The problem. Show every line of the records below that contains the word "America".

Data entries for graphics
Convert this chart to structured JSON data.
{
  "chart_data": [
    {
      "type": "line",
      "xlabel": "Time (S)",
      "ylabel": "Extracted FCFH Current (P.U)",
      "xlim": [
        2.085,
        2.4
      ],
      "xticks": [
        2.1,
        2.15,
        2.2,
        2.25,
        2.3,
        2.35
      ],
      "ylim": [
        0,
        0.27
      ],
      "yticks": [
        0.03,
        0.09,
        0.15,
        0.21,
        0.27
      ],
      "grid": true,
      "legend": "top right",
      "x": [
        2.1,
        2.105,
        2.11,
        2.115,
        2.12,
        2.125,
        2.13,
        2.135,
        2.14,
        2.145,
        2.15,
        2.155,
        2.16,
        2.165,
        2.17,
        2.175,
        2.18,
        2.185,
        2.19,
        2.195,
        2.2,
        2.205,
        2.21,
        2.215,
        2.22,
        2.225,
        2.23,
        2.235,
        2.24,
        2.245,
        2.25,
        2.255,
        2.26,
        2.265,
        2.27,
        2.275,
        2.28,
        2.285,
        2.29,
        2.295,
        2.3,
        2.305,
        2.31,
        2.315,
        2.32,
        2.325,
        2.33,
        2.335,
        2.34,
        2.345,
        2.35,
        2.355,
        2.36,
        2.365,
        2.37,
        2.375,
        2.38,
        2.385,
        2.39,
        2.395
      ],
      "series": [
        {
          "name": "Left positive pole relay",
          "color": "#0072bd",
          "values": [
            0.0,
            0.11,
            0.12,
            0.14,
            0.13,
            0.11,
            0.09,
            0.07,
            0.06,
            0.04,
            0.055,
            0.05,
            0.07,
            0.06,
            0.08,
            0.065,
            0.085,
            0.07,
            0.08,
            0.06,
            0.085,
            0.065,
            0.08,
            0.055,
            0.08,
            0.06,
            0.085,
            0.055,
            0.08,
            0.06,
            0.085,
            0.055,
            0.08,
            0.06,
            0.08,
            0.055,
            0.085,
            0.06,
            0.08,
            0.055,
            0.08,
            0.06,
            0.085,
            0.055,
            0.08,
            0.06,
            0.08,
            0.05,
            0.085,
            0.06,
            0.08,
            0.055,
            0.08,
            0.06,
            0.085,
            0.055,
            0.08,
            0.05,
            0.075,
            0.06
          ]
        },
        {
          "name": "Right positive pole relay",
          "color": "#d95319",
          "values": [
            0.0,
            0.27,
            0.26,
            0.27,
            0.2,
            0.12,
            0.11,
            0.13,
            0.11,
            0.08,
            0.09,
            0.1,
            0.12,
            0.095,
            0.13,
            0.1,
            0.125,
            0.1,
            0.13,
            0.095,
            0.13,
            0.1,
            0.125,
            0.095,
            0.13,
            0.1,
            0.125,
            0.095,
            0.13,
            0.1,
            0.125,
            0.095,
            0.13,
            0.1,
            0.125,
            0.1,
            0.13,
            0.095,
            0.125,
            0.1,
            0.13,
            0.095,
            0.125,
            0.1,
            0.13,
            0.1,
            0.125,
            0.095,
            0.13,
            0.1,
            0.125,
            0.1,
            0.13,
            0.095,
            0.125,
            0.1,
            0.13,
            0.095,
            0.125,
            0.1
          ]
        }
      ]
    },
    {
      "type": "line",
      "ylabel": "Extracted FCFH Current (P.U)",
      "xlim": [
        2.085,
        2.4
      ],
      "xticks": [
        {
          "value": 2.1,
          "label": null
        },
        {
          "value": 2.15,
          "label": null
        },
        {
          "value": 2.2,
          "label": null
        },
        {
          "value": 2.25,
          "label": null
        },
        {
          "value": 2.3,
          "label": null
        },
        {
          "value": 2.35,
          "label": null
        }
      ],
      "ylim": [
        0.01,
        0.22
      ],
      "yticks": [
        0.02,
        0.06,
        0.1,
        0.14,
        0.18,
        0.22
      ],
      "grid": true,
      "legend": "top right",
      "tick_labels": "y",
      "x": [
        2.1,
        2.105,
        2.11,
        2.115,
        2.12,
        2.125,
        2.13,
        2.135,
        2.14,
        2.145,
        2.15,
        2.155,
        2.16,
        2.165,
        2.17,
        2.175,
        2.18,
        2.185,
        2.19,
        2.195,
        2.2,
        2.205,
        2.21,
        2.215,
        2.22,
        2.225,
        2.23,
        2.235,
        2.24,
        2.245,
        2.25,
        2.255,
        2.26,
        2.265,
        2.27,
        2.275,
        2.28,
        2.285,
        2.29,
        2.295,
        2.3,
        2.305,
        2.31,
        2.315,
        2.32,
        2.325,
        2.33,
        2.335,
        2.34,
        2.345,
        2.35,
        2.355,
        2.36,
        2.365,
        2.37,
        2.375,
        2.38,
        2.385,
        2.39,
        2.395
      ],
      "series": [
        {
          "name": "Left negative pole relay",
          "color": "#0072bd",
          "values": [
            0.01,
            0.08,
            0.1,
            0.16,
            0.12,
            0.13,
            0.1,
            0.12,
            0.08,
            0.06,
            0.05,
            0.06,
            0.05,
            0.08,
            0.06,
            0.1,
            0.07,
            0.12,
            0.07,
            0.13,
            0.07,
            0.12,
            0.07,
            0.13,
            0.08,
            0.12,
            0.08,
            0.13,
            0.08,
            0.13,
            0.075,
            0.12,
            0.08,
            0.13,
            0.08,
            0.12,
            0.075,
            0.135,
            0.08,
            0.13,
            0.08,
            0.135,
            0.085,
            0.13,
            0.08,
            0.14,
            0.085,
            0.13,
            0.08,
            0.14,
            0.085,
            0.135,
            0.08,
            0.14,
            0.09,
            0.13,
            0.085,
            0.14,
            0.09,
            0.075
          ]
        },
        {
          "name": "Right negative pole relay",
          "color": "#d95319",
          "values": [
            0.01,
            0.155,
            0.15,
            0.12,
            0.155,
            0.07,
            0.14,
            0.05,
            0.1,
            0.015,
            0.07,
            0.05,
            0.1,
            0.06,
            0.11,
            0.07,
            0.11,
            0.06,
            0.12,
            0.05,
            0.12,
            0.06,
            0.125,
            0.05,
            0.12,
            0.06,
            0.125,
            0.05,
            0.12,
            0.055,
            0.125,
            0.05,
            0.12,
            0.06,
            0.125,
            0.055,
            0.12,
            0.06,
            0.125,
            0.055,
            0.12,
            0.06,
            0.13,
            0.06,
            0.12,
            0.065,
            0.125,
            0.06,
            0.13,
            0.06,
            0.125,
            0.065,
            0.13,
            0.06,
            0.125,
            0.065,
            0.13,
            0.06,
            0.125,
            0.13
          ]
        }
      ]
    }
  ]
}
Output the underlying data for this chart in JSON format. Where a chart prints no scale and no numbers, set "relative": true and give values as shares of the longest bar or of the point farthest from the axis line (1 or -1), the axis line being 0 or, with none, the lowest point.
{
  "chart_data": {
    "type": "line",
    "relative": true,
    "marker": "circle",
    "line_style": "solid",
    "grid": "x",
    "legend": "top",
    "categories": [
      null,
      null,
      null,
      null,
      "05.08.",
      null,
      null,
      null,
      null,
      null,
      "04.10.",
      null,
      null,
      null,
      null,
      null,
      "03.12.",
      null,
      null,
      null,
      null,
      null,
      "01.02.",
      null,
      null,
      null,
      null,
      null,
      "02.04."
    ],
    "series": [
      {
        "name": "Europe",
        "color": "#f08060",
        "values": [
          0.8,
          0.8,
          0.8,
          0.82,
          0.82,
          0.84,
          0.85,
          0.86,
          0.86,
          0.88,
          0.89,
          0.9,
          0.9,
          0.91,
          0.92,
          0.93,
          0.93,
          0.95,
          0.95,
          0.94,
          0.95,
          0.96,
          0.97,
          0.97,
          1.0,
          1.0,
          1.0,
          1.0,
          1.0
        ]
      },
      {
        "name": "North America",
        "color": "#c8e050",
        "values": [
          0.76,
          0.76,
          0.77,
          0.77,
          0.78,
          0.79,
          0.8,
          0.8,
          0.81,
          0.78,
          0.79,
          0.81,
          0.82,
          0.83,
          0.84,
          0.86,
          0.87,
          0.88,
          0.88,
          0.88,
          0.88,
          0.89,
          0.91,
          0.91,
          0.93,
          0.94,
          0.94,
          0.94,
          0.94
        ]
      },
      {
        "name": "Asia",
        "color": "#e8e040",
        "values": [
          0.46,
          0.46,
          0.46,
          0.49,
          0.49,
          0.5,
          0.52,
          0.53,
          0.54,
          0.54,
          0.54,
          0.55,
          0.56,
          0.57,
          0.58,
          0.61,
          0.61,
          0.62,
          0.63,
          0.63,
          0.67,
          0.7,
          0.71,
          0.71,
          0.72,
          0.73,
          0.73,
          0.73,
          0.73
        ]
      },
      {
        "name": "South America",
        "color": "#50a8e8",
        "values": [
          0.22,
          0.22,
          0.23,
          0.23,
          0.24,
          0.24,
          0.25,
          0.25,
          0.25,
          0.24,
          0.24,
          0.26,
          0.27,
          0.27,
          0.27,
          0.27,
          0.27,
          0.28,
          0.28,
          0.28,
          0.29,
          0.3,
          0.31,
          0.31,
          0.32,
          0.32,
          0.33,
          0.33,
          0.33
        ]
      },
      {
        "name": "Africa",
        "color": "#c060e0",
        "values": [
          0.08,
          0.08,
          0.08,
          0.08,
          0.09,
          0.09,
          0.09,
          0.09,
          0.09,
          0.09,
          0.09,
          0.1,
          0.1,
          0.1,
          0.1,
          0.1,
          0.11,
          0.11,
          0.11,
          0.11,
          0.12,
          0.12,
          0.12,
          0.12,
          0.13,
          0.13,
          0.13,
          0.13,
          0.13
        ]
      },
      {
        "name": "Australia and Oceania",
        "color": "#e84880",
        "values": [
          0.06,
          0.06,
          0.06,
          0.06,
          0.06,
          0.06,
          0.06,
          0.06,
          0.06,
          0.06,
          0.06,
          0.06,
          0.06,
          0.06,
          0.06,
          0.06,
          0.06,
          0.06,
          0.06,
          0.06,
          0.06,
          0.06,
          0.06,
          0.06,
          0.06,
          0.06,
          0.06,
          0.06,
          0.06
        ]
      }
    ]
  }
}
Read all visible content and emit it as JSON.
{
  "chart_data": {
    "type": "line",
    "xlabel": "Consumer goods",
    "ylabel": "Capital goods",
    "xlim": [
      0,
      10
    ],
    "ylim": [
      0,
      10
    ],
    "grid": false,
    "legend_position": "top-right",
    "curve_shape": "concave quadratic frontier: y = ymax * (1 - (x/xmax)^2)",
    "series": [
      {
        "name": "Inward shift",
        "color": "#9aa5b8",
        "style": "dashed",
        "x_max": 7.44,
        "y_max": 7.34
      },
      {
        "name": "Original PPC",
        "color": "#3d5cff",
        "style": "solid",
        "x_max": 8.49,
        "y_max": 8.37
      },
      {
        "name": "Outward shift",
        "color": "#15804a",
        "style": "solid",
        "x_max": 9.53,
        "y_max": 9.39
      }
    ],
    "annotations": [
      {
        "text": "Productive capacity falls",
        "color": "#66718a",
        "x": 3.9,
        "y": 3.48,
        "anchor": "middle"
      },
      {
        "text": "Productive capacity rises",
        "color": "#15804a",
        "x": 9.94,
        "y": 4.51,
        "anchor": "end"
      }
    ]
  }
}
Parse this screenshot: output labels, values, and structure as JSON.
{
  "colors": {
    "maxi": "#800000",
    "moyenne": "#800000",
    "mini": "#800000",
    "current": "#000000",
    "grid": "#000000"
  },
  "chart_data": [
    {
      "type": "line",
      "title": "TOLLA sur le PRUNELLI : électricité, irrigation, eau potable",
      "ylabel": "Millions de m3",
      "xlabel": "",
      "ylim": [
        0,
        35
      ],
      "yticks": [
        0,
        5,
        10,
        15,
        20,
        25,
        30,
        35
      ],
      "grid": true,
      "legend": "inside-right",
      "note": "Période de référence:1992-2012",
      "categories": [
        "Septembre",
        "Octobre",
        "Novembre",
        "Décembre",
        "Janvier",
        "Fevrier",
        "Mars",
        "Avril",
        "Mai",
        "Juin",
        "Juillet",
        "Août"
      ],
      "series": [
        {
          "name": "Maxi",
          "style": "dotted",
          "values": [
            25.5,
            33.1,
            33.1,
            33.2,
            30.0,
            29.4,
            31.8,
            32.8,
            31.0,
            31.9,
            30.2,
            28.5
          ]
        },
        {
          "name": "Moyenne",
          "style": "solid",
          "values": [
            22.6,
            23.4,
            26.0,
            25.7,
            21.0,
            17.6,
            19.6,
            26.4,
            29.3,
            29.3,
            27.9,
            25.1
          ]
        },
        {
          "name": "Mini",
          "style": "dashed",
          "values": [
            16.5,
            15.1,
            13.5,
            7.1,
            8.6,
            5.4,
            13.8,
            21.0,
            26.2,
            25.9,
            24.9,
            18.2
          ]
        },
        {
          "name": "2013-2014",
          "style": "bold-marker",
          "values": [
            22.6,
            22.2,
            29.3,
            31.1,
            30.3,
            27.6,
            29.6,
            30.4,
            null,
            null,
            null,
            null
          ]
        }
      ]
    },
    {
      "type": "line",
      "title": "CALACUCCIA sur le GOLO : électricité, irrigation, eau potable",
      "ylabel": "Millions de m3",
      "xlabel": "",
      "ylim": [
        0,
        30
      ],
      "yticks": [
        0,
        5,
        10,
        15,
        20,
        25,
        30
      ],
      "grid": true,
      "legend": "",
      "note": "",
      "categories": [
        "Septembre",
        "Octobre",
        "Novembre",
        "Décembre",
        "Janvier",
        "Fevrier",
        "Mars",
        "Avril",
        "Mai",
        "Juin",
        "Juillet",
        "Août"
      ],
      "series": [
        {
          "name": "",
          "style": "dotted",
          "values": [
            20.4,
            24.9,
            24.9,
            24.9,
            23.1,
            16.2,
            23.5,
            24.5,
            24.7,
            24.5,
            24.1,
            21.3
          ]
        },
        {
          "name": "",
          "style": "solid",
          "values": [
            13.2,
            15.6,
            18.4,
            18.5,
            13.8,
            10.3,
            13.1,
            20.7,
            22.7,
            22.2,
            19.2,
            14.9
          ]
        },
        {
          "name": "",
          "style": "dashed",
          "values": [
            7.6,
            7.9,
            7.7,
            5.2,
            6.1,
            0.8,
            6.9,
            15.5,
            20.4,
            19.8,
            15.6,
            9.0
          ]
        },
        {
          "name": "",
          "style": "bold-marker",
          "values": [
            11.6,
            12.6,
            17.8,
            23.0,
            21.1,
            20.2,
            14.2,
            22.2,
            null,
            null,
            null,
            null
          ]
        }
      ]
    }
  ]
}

Solution.
        "name": "North America",
        "name": "South America",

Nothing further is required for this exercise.